GOAL: Gather all lines with "this" from the records.

(Some records)
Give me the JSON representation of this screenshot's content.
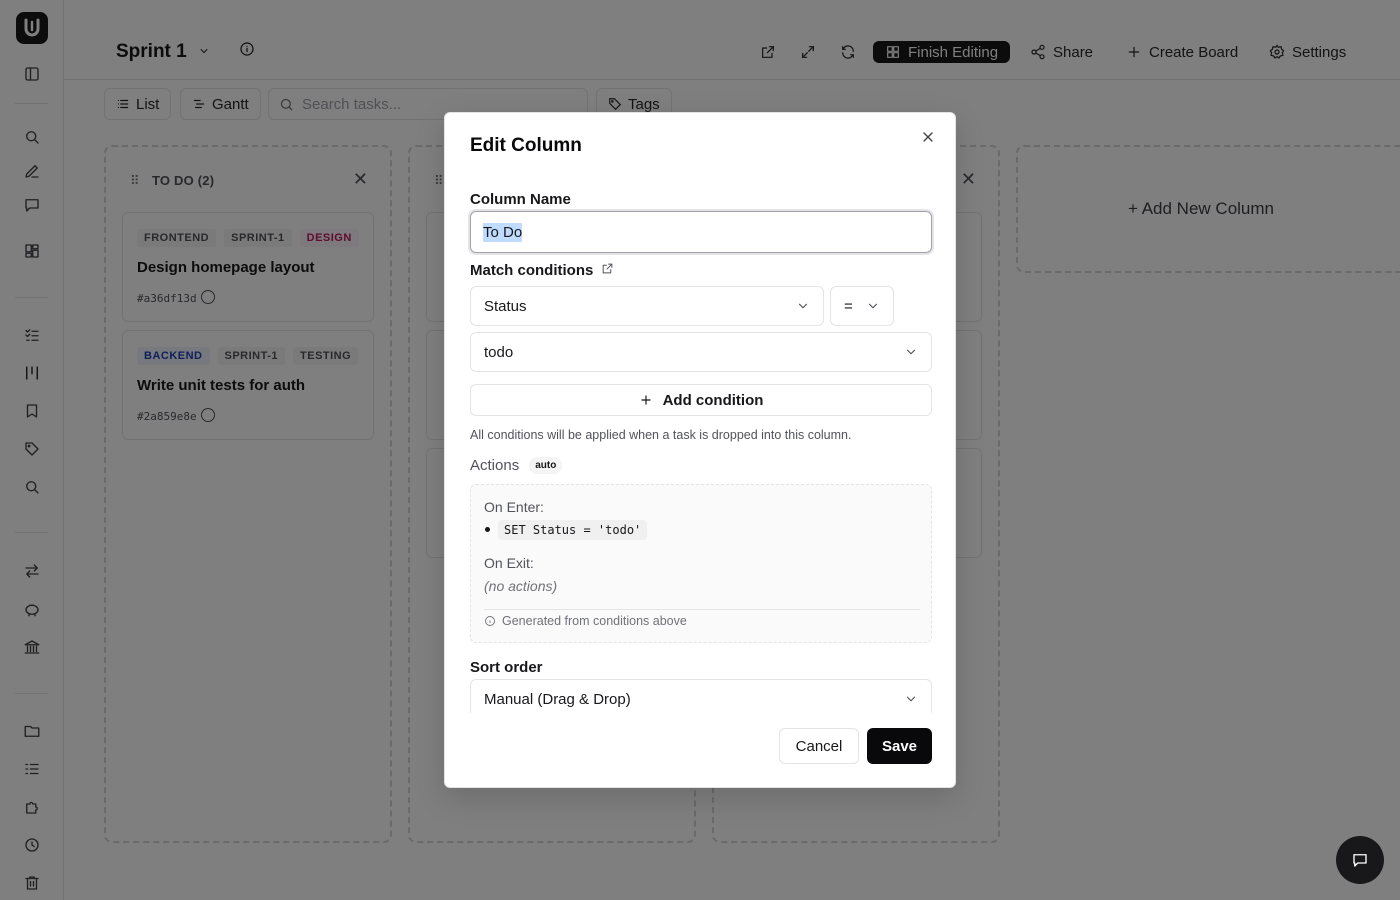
{
  "header": {
    "board_title": "Sprint 1",
    "finish_editing": "Finish Editing",
    "share": "Share",
    "create_board": "Create Board",
    "settings": "Settings"
  },
  "toolbar": {
    "list": "List",
    "gantt": "Gantt",
    "search_placeholder": "Search tasks...",
    "tags": "Tags"
  },
  "board": {
    "columns": [
      {
        "title": "TO DO (2)",
        "cards": [
          {
            "tags": [
              "FRONTEND",
              "SPRINT-1",
              "DESIGN"
            ],
            "title": "Design homepage layout",
            "id": "#a36df13d"
          },
          {
            "tags": [
              "BACKEND",
              "SPRINT-1",
              "TESTING"
            ],
            "title": "Write unit tests for auth",
            "id": "#2a859e8e"
          }
        ]
      }
    ],
    "add_column": "+ Add New Column"
  },
  "modal": {
    "title": "Edit Column",
    "column_name_label": "Column Name",
    "column_name_value": "To Do",
    "match_conditions_label": "Match conditions",
    "condition_field": "Status",
    "condition_operator": "=",
    "condition_value": "todo",
    "add_condition": "Add condition",
    "hint": "All conditions will be applied when a task is dropped into this column.",
    "actions_label": "Actions",
    "actions_badge": "auto",
    "on_enter_label": "On Enter:",
    "on_enter_action": "SET Status = 'todo'",
    "on_exit_label": "On Exit:",
    "on_exit_action": "(no actions)",
    "generated_note": "Generated from conditions above",
    "sort_order_label": "Sort order",
    "sort_order_value": "Manual (Drag & Drop)",
    "cancel": "Cancel",
    "save": "Save"
  },
  "colors": {
    "primary": "#18181b",
    "overlay": "rgba(0,0,0,0.5)",
    "tag_design": "#be185d",
    "tag_backend": "#1e40af"
  }
}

RESULT:
Give me the JSON representation of this screenshot's content.
    "hint": "All conditions will be applied when a task is dropped into this column.",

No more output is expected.